__Problem statement__.
Among the following entries, count the lines that contain "title" and report only the result.

__Available records__.
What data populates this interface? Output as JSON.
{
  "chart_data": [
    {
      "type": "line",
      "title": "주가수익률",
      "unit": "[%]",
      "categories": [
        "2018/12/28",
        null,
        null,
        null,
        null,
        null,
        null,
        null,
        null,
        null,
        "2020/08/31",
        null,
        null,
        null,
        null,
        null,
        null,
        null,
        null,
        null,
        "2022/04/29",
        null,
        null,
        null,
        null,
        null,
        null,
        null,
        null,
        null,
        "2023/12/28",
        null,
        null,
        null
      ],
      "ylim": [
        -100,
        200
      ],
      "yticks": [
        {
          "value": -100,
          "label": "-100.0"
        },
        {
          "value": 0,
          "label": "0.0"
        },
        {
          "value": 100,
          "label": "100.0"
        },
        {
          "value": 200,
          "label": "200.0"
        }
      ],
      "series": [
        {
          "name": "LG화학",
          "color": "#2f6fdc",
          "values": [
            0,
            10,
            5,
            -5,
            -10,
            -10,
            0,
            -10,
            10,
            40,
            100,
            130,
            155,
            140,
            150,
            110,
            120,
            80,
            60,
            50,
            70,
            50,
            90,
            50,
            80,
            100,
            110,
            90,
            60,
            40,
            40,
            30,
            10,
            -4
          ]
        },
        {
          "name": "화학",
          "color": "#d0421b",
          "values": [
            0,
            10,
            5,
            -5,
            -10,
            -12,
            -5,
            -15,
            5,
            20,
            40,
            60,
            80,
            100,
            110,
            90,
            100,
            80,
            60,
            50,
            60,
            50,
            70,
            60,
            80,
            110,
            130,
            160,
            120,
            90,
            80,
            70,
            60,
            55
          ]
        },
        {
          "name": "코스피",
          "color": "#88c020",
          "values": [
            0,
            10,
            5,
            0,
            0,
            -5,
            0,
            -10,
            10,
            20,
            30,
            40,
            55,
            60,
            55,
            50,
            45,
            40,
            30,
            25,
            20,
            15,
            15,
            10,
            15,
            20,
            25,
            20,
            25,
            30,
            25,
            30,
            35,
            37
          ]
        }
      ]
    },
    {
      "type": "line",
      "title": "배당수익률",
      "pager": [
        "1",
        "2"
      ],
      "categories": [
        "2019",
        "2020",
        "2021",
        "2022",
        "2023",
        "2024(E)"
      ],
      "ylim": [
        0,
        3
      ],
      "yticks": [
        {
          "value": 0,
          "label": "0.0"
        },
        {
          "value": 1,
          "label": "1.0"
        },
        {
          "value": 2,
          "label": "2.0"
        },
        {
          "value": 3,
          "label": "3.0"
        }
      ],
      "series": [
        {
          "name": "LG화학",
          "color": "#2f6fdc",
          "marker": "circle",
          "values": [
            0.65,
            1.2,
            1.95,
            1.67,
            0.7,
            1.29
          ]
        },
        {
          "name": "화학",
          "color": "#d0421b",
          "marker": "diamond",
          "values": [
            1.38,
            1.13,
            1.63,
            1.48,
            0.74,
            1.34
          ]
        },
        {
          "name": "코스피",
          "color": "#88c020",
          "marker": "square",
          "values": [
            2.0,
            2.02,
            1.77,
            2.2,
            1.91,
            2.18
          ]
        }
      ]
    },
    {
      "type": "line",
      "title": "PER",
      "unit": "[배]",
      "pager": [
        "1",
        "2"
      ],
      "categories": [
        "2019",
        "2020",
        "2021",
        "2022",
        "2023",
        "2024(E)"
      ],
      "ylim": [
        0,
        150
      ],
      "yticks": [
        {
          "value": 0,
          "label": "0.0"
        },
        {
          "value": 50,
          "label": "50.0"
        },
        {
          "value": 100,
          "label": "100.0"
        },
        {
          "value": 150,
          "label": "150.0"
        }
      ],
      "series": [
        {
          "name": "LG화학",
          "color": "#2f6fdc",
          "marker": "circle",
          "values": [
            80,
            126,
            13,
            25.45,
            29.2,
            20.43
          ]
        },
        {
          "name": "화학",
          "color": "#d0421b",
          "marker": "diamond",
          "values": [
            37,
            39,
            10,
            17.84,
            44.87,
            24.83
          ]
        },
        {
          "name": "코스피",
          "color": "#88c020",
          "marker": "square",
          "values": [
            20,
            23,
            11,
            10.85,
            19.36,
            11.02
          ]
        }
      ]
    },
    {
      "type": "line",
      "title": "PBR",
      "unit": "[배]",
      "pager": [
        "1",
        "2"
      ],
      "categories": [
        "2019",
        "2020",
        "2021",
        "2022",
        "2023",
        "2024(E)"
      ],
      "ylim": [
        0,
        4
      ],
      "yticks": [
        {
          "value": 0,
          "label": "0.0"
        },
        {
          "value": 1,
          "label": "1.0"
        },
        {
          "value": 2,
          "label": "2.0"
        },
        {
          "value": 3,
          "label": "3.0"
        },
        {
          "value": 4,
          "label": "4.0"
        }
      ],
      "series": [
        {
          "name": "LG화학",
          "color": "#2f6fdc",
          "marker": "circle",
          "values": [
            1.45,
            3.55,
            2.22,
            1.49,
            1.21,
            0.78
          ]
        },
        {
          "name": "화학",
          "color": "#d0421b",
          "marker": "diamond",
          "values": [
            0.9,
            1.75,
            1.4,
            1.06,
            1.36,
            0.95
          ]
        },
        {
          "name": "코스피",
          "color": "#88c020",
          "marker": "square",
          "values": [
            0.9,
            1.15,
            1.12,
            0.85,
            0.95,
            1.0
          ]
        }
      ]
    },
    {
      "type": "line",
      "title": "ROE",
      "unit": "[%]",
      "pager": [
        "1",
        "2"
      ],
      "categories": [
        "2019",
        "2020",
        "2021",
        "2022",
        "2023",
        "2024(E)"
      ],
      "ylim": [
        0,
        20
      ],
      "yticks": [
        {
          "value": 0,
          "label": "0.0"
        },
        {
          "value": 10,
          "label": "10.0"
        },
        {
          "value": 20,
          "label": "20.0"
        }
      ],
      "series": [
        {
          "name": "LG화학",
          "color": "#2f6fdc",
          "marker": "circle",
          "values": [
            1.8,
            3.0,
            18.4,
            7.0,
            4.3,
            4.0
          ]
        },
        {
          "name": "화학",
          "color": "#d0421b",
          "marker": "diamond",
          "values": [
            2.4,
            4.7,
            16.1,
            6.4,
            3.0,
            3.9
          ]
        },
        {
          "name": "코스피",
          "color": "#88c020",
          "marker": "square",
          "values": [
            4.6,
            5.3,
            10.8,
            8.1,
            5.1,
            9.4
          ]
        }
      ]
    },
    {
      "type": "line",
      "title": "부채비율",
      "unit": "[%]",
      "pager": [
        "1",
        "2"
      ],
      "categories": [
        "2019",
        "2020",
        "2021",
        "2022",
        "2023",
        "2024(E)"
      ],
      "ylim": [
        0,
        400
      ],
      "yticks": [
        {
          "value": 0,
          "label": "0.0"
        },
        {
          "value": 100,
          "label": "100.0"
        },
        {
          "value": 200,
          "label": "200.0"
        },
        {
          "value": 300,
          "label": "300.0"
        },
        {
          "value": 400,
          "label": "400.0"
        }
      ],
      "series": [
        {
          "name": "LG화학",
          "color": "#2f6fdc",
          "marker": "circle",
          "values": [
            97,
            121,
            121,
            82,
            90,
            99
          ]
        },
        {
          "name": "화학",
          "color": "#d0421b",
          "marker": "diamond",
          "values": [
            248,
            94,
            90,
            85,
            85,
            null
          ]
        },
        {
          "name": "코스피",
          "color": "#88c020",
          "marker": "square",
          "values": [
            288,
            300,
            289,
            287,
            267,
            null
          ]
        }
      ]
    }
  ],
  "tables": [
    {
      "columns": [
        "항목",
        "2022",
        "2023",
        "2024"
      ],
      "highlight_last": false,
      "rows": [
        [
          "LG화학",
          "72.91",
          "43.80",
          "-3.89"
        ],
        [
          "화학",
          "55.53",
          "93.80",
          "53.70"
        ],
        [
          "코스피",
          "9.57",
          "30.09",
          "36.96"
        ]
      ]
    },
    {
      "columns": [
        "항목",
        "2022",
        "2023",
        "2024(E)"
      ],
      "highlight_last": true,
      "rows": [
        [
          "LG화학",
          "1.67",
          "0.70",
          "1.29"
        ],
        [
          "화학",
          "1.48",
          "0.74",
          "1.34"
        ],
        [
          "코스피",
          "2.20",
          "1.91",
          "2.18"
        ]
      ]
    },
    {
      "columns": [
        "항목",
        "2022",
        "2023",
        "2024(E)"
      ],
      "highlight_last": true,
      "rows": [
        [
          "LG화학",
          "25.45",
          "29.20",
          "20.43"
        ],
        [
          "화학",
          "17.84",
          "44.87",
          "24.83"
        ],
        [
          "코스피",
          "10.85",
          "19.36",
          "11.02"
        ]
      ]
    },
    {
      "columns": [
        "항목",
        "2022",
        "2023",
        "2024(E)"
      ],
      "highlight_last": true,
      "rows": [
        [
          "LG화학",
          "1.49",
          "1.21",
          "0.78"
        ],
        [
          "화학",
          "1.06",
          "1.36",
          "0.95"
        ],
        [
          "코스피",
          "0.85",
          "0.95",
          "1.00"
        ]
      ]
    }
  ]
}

__Exercise result__.
6